Men's 400 metres hurdles at the European Athletics Championships

= 1958 European Athletics Championships – Men's 400 metres hurdles =

Hurdling event

The men's 400 metres hurdles at the 1958 European Athletics Championships was held in Stockholm, Sweden, at Stockholms Olympiastadion on 20, 21, and 22 August 1958.

==Medalists==

| Gold | Yuriy Lituyev Soviet Union |
| Silver | Per-Ove Trollsås Sweden |
| Bronze | Bruno Galliker Switzerland |

==Results==
===Final===
22 August

| Rank | Name | Nationality | Time | Notes |
|---|---|---|---|---|
| 1st place, gold medalist(s) | Yuriy Lituyev | Soviet Union | 51.1 |  |
| 2nd place, silver medalist(s) | Per-Ove Trollsås | Sweden | 51.6 |  |
| 3rd place, bronze medalist(s) | Bruno Galliker | Switzerland | 51.8 | NR |
| 4 | Tom Farrell | Great Britain | 52.0 |  |
| 5 | Anatoliy Yulin | Soviet Union | 52.3 |  |
| 6 | Chris Goudge | Great Britain | 53.6 |  |

===Semi-finals===
21 August

====Semi-final 1====

| Rank | Name | Nationality | Time | Notes |
|---|---|---|---|---|
| 1 | Yuriy Lituyev | Soviet Union | 51.0 | Q |
| 2 | Bruno Galliker | Switzerland | 51.8 | NR Q |
| 3 | Chris Goudge | Great Britain | 52.0 | Q |
| 4 | Helmut Janz | West Germany | 52.5 |  |
| 5 | Janusz Kotliński | Poland | 53.2 |  |
| 6 | Moreno Martini | Italy | 53.7 |  |

====Semi-final 2====

| Rank | Name | Nationality | Time | Notes |
|---|---|---|---|---|
| 1 | Per-Ove Trollsås | Sweden | 51.0 | NR Q |
| 2 | Anatoliy Yulin | Soviet Union | 51.3 | Q |
| 3 | Tom Farrell | Great Britain | 51.8 | Q |
| 4 | Sven-Oswald Mildh | Finland | 51.8 |  |
| 5 | Hans Dittner | East Germany | 53.3 |  |
|  | Ilie Savel | Romania | DQ |  |

===Heats===
20 August

====Heat 1====

| Rank | Name | Nationality | Time | Notes |
|---|---|---|---|---|
| 1 | Sven-Oswald Mildh | Finland | 52.7 | Q |
| 2 | Hans Dittner | East Germany | 53.0 | Q |
| 3 | Chris Goudge | Great Britain | 53.1 | Q |
| 4 | Germano Gimelli | Italy | 53.3 |  |

====Heat 2====

| Rank | Name | Nationality | Time | Notes |
|---|---|---|---|---|
| 1 | Anatoliy Yulin | Soviet Union | 52.5 | Q |
| 2 | Per-Ove Trollsås | Sweden | 52.8 | Q |
| 3 | Janusz Kotliński | Poland | 53.4 | Q |
| 4 | Ioannis Kambadellis | Greece | 53.6 |  |
| 5 | Jussi Rintamäki | Finland | 54.5 |  |

====Heat 3====

| Rank | Name | Nationality | Time | Notes |
|---|---|---|---|---|
| 1 | Ilie Savel | Romania | 52.2 | Q |
| 2 | Moreno Martini | Italy | 52.6 | Q |
| 3 | Yuriy Lituyev | Soviet Union | 53.0 | Q |
| 4 | Jan Guldbrandsen | Norway | 53.6 |  |
| 5 | Emil Weber | Switzerland | 54.8 |  |

====Heat 4====

| Rank | Name | Nationality | Time | Notes |
|---|---|---|---|---|
| 1 | Helmut Janz | West Germany | 52.1 | Q |
| 2 | Tom Farrell | Great Britain | 52.5 | Q |
| 3 | Bruno Galliker | Switzerland | 53.0 | Q |
| 4 | Kai Sjøberg | Norway | 53.2 |  |
| 5 | Hans Lindgren | Sweden | 53.6 |  |

==Participation==
According to an unofficial count, 19 athletes from 12 countries participated in the event.

◇ ◇ ◇

Exercise details =
Can you transcribe, word for word, the part of the 1958 hurdles article that opens with the words "The men's 400" and closes with "22 August 1958."?

Dataset content =

◇ ◇ ◇

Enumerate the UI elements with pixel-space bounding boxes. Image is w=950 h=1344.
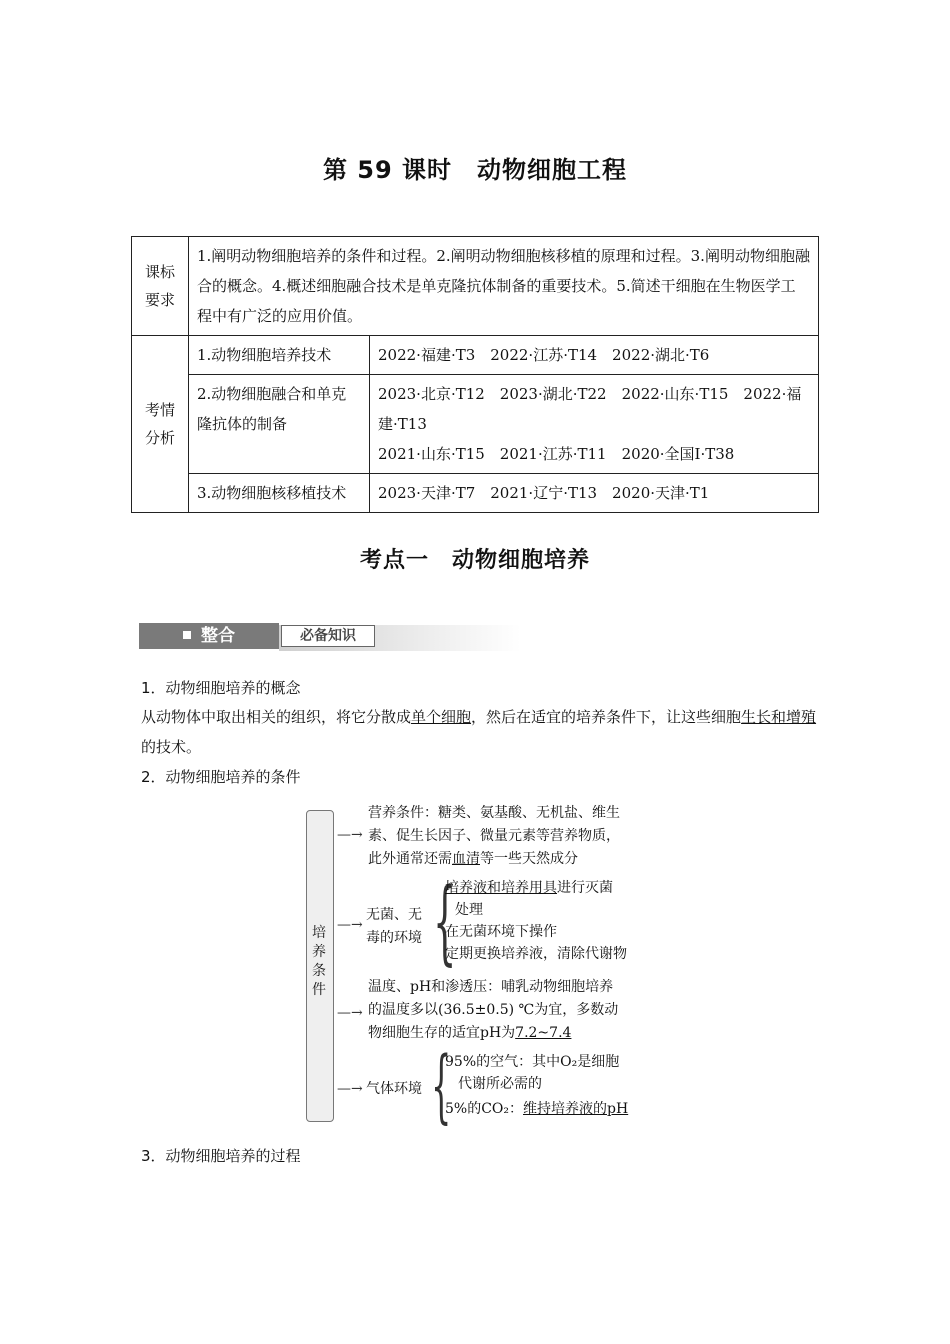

◇ ◇ ◇

Solution to the exercise =
The men's 400 metres hurdles at the 1958 European Athletics Championships was held in Stockholm, Sweden, at Stockholms Olympiastadion on 20, 21, and 22 August 1958.